● MATERIAL FOR THIS EXERCISE
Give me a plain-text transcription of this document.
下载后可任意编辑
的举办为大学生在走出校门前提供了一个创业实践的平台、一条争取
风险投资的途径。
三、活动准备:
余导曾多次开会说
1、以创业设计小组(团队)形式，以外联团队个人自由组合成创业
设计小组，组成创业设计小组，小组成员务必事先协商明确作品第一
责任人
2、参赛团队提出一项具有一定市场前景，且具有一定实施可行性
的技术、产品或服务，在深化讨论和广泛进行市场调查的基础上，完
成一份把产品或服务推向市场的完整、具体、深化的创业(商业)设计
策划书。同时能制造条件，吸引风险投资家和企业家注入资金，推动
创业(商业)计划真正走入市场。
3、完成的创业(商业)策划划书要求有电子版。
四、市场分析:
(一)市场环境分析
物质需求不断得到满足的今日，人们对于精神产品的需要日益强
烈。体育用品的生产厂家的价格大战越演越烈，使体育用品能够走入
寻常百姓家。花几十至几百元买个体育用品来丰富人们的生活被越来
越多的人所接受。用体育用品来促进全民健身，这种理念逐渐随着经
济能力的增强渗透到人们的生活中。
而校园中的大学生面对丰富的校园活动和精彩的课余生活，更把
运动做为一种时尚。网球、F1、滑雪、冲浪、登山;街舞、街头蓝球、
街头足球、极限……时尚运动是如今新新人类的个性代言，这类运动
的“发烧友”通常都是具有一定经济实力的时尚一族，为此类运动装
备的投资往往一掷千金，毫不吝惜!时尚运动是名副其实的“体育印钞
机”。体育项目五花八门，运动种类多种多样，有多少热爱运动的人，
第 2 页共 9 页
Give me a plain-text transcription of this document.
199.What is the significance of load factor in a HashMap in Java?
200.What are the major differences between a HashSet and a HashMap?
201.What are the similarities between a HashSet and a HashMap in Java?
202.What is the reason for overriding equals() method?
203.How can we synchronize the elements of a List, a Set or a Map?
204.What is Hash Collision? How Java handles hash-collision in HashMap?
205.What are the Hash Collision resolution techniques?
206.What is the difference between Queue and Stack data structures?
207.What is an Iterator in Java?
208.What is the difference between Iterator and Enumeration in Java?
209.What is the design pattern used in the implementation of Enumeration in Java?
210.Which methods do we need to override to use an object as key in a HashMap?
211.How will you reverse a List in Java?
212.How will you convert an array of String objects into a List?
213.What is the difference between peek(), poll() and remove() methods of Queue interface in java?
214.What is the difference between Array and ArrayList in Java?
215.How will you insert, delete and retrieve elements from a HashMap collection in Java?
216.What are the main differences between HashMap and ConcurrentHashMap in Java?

● TASK DESCRIPTION
Your task is to retype all of the records exactly.

● TASK OUTPUT
Give me a plain-text transcription of this document.
下载后可任意编辑
的举办为大学生在走出校门前提供了一个创业实践的平台、一条争取
风险投资的途径。
三、活动准备:
余导曾多次开会说
1、以创业设计小组(团队)形式，以外联团队个人自由组合成创业
设计小组，组成创业设计小组，小组成员务必事先协商明确作品第一
责任人
2、参赛团队提出一项具有一定市场前景，且具有一定实施可行性
的技术、产品或服务，在深化讨论和广泛进行市场调查的基础上，完
成一份把产品或服务推向市场的完整、具体、深化的创业(商业)设计
策划书。同时能制造条件，吸引风险投资家和企业家注入资金，推动
创业(商业)计划真正走入市场。
3、完成的创业(商业)策划划书要求有电子版。
四、市场分析:
(一)市场环境分析
物质需求不断得到满足的今日，人们对于精神产品的需要日益强
烈。体育用品的生产厂家的价格大战越演越烈，使体育用品能够走入
寻常百姓家。花几十至几百元买个体育用品来丰富人们的生活被越来
越多的人所接受。用体育用品来促进全民健身，这种理念逐渐随着经
济能力的增强渗透到人们的生活中。
而校园中的大学生面对丰富的校园活动和精彩的课余生活，更把
运动做为一种时尚。网球、F1、滑雪、冲浪、登山;街舞、街头蓝球、
街头足球、极限……时尚运动是如今新新人类的个性代言，这类运动
的“发烧友”通常都是具有一定经济实力的时尚一族，为此类运动装
备的投资往往一掷千金，毫不吝惜!时尚运动是名副其实的“体育印钞
机”。体育项目五花八门，运动种类多种多样，有多少热爱运动的人，
第 2 页共 9 页
Give me a plain-text transcription of this document.
199.What is the significance of load factor in a HashMap in Java?
200.What are the major differences between a HashSet and a HashMap?
201.What are the similarities between a HashSet and a HashMap in Java?
202.What is the reason for overriding equals() method?
203.How can we synchronize the elements of a List, a Set or a Map?
204.What is Hash Collision? How Java handles hash-collision in HashMap?
205.What are the Hash Collision resolution techniques?
206.What is the difference between Queue and Stack data structures?
207.What is an Iterator in Java?
208.What is the difference between Iterator and Enumeration in Java?
209.What is the design pattern used in the implementation of Enumeration in Java?
210.Which methods do we need to override to use an object as key in a HashMap?
211.How will you reverse a List in Java?
212.How will you convert an array of String objects into a List?
213.What is the difference between peek(), poll() and remove() methods of Queue interface in java?
214.What is the difference between Array and ArrayList in Java?
215.How will you insert, delete and retrieve elements from a HashMap collection in Java?
216.What are the main differences between HashMap and ConcurrentHashMap in Java?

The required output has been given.